#### [Supplied material]
-=-=-
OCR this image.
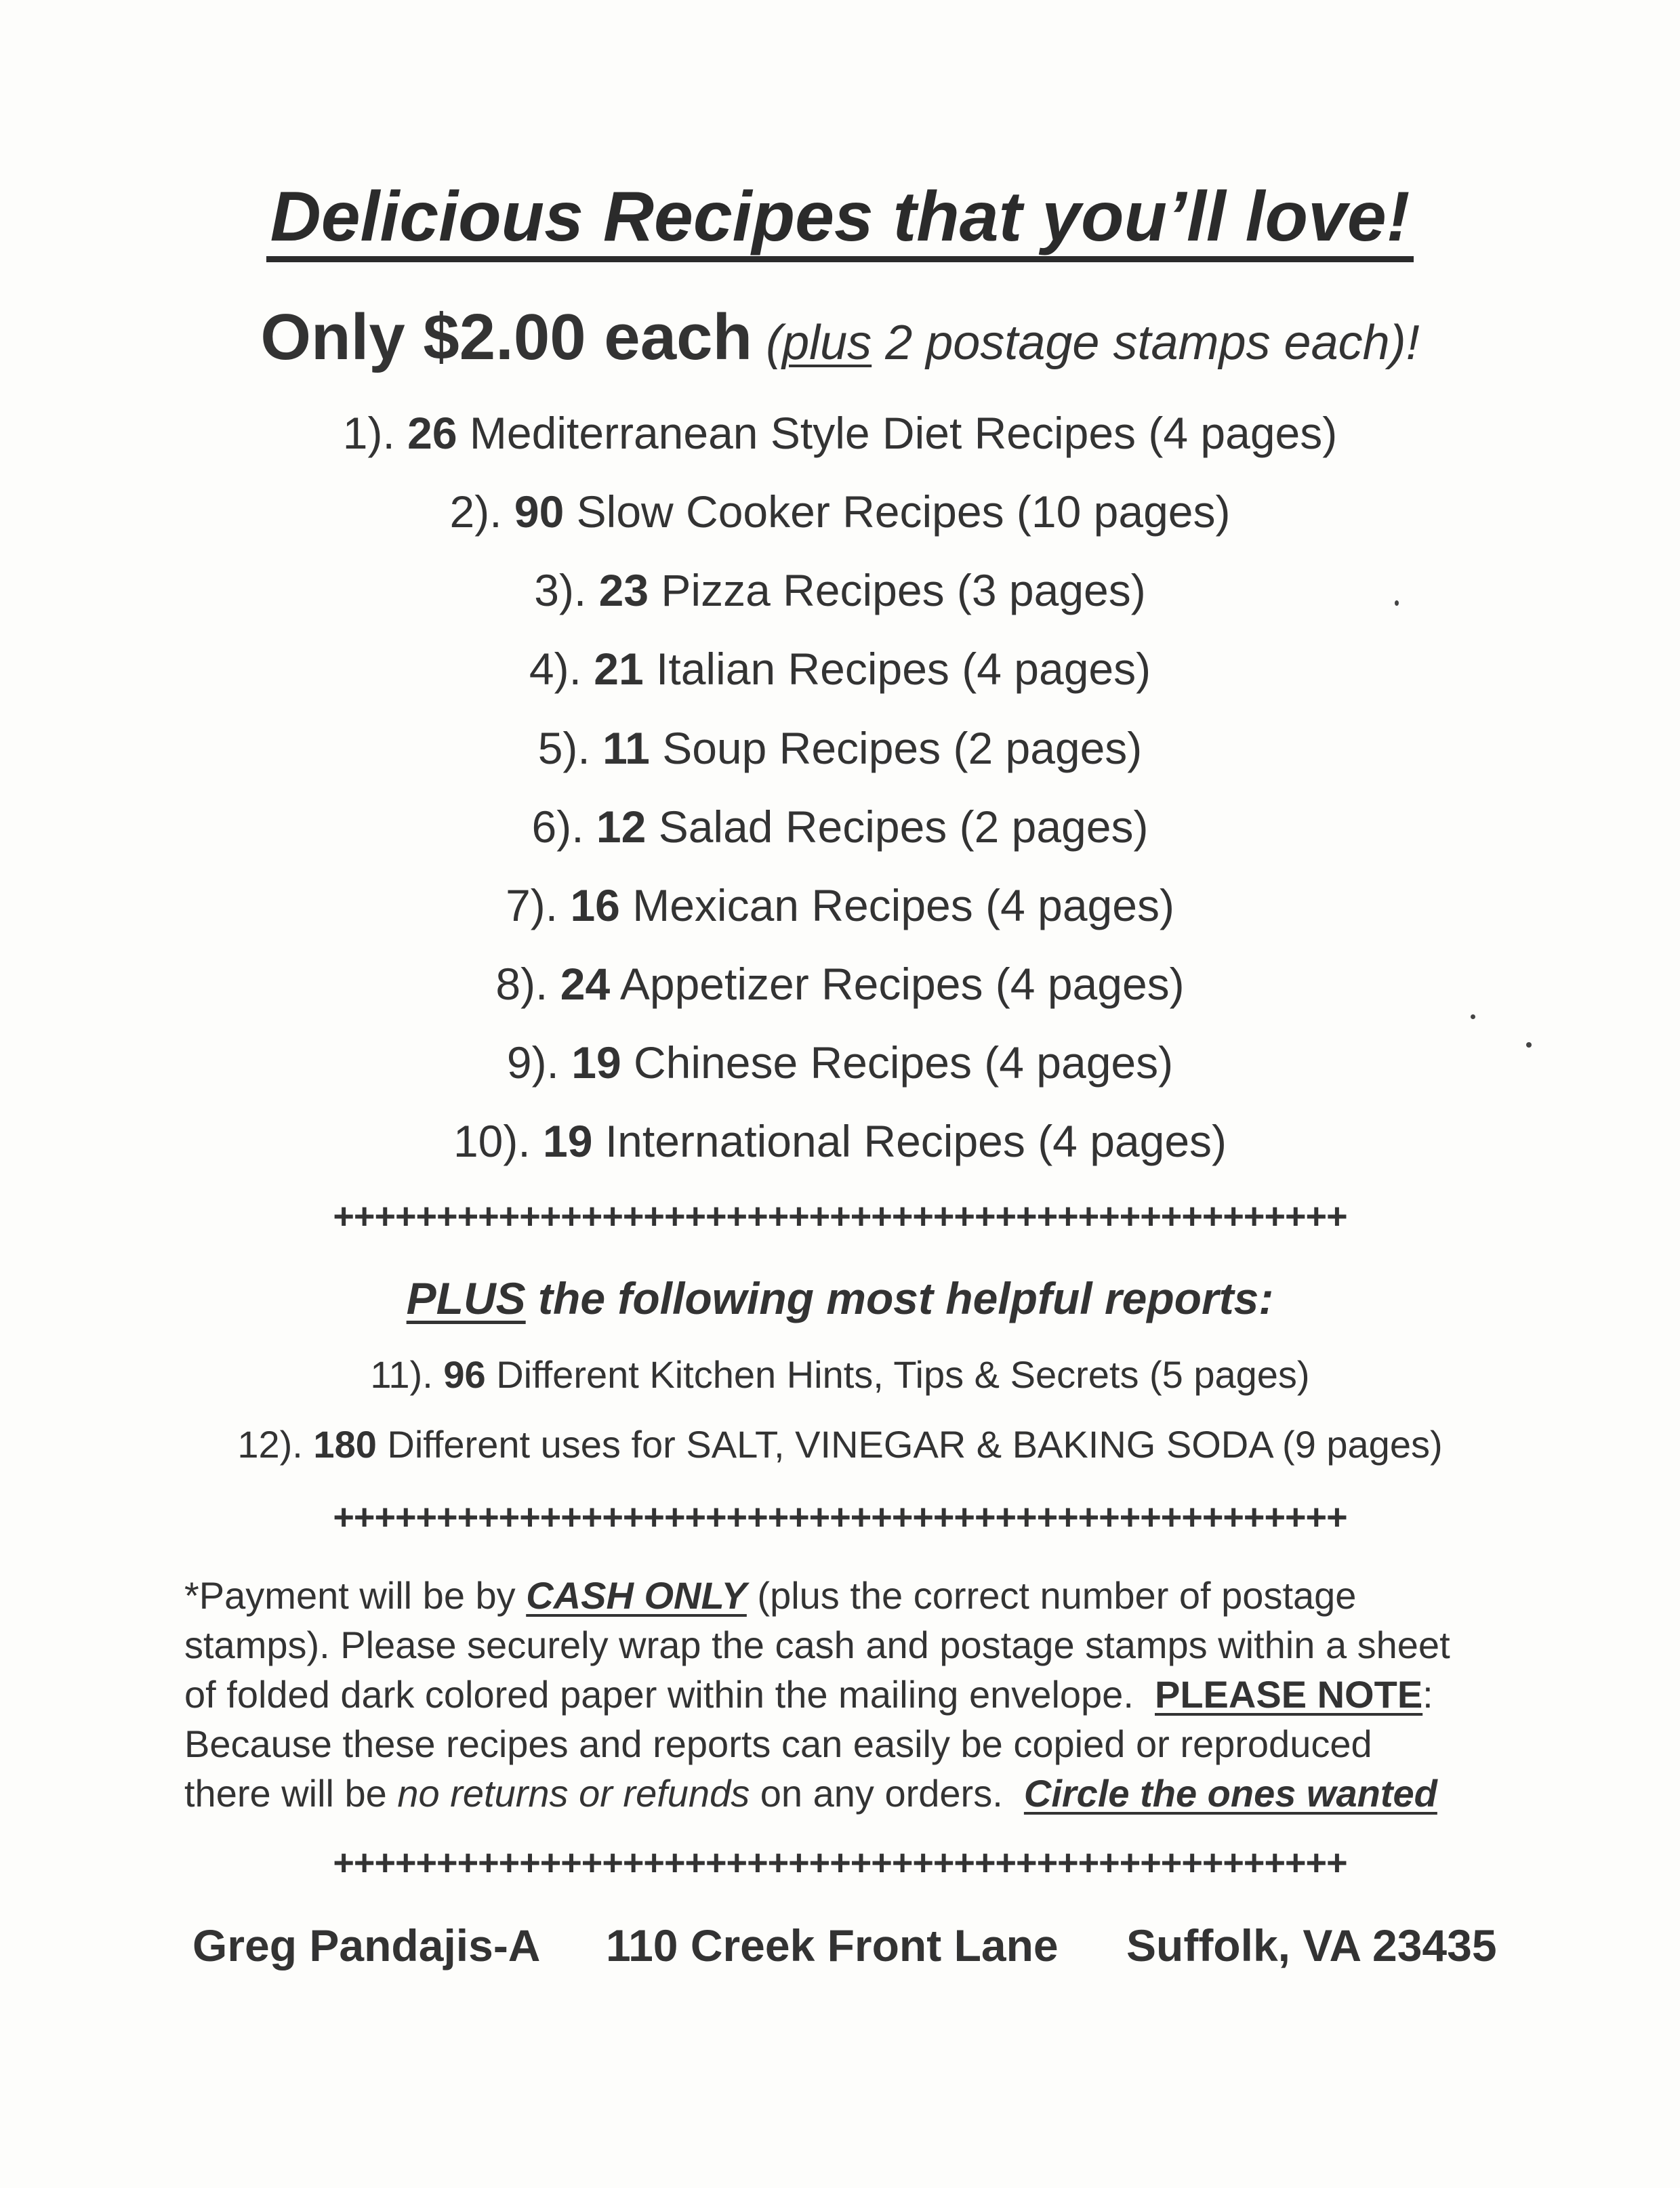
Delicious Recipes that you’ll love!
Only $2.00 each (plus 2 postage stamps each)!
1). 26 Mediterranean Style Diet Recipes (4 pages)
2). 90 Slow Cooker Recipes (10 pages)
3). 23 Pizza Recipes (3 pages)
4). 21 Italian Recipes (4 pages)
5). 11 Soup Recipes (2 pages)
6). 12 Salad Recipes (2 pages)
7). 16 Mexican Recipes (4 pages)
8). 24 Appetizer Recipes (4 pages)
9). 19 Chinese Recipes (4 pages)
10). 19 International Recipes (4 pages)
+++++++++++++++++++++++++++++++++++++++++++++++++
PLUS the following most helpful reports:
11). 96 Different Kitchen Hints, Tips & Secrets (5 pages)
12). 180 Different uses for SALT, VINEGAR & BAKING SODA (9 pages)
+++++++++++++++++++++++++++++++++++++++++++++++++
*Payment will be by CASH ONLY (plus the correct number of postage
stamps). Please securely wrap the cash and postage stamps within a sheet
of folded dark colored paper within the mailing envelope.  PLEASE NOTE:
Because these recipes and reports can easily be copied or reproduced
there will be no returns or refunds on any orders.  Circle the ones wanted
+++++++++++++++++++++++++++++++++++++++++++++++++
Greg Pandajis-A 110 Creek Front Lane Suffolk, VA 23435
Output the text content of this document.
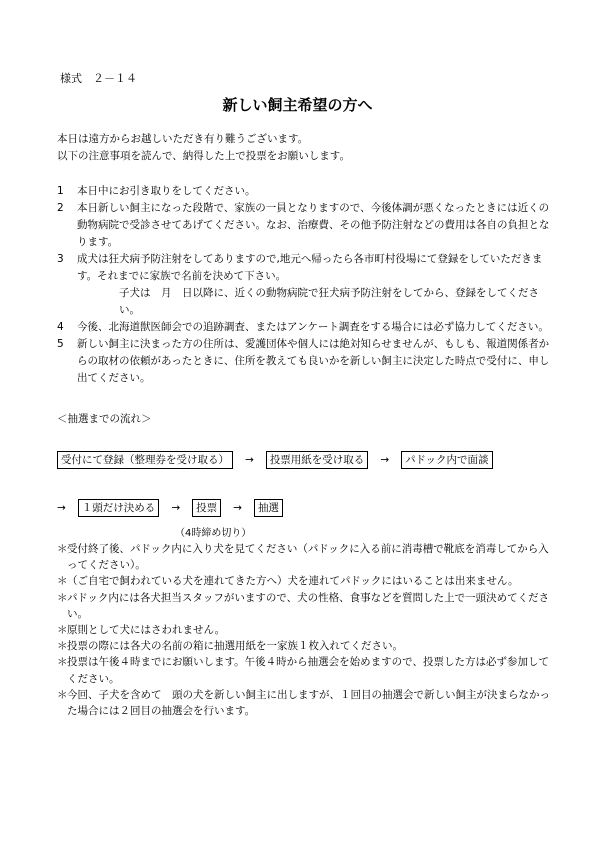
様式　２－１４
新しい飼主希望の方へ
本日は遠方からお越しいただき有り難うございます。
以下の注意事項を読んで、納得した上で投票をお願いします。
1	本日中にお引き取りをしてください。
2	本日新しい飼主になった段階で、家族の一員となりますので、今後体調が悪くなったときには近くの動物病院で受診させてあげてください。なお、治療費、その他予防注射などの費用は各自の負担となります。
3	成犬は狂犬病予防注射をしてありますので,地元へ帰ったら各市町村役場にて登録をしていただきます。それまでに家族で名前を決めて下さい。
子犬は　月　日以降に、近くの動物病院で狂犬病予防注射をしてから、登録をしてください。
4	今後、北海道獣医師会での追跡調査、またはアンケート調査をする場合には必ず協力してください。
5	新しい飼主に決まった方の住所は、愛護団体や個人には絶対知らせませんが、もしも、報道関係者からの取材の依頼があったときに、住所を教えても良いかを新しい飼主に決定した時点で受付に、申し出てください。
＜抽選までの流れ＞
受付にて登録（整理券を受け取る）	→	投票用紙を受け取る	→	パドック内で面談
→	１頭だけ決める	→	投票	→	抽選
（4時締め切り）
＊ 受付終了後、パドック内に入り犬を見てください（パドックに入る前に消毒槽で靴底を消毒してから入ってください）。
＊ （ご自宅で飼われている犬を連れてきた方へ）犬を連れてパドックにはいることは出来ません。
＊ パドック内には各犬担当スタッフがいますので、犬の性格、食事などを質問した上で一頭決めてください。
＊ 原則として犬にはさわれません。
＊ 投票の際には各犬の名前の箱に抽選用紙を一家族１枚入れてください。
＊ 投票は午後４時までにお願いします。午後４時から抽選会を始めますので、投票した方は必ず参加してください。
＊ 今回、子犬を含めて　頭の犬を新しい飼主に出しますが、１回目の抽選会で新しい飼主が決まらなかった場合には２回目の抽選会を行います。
-=-=-
#### [Directions]
Reproduce the records, all of them, word for word; omit the pictures.

#### [Exercise answer]
OCR this image.
Delicious Recipes that you’ll love!
Only $2.00 each (plus 2 postage stamps each)!
1). 26 Mediterranean Style Diet Recipes (4 pages)
2). 90 Slow Cooker Recipes (10 pages)
3). 23 Pizza Recipes (3 pages)
4). 21 Italian Recipes (4 pages)
5). 11 Soup Recipes (2 pages)
6). 12 Salad Recipes (2 pages)
7). 16 Mexican Recipes (4 pages)
8). 24 Appetizer Recipes (4 pages)
9). 19 Chinese Recipes (4 pages)
10). 19 International Recipes (4 pages)
+++++++++++++++++++++++++++++++++++++++++++++++++
PLUS the following most helpful reports:
11). 96 Different Kitchen Hints, Tips & Secrets (5 pages)
12). 180 Different uses for SALT, VINEGAR & BAKING SODA (9 pages)
+++++++++++++++++++++++++++++++++++++++++++++++++
*Payment will be by CASH ONLY (plus the correct number of postage
stamps). Please securely wrap the cash and postage stamps within a sheet
of folded dark colored paper within the mailing envelope.  PLEASE NOTE:
Because these recipes and reports can easily be copied or reproduced
there will be no returns or refunds on any orders.  Circle the ones wanted
+++++++++++++++++++++++++++++++++++++++++++++++++
Greg Pandajis-A 110 Creek Front Lane Suffolk, VA 23435
Output the text content of this document.
様式　２－１４
新しい飼主希望の方へ
本日は遠方からお越しいただき有り難うございます。
以下の注意事項を読んで、納得した上で投票をお願いします。
1	本日中にお引き取りをしてください。
2	本日新しい飼主になった段階で、家族の一員となりますので、今後体調が悪くなったときには近くの動物病院で受診させてあげてください。なお、治療費、その他予防注射などの費用は各自の負担となります。
3	成犬は狂犬病予防注射をしてありますので,地元へ帰ったら各市町村役場にて登録をしていただきます。それまでに家族で名前を決めて下さい。
子犬は　月　日以降に、近くの動物病院で狂犬病予防注射をしてから、登録をしてください。
4	今後、北海道獣医師会での追跡調査、またはアンケート調査をする場合には必ず協力してください。
5	新しい飼主に決まった方の住所は、愛護団体や個人には絶対知らせませんが、もしも、報道関係者からの取材の依頼があったときに、住所を教えても良いかを新しい飼主に決定した時点で受付に、申し出てください。
＜抽選までの流れ＞
受付にて登録（整理券を受け取る）	→	投票用紙を受け取る	→	パドック内で面談
→	１頭だけ決める	→	投票	→	抽選
（4時締め切り）
＊ 受付終了後、パドック内に入り犬を見てください（パドックに入る前に消毒槽で靴底を消毒してから入ってください）。
＊ （ご自宅で飼われている犬を連れてきた方へ）犬を連れてパドックにはいることは出来ません。
＊ パドック内には各犬担当スタッフがいますので、犬の性格、食事などを質問した上で一頭決めてください。
＊ 原則として犬にはさわれません。
＊ 投票の際には各犬の名前の箱に抽選用紙を一家族１枚入れてください。
＊ 投票は午後４時までにお願いします。午後４時から抽選会を始めますので、投票した方は必ず参加してください。
＊ 今回、子犬を含めて　頭の犬を新しい飼主に出しますが、１回目の抽選会で新しい飼主が決まらなかった場合には２回目の抽選会を行います。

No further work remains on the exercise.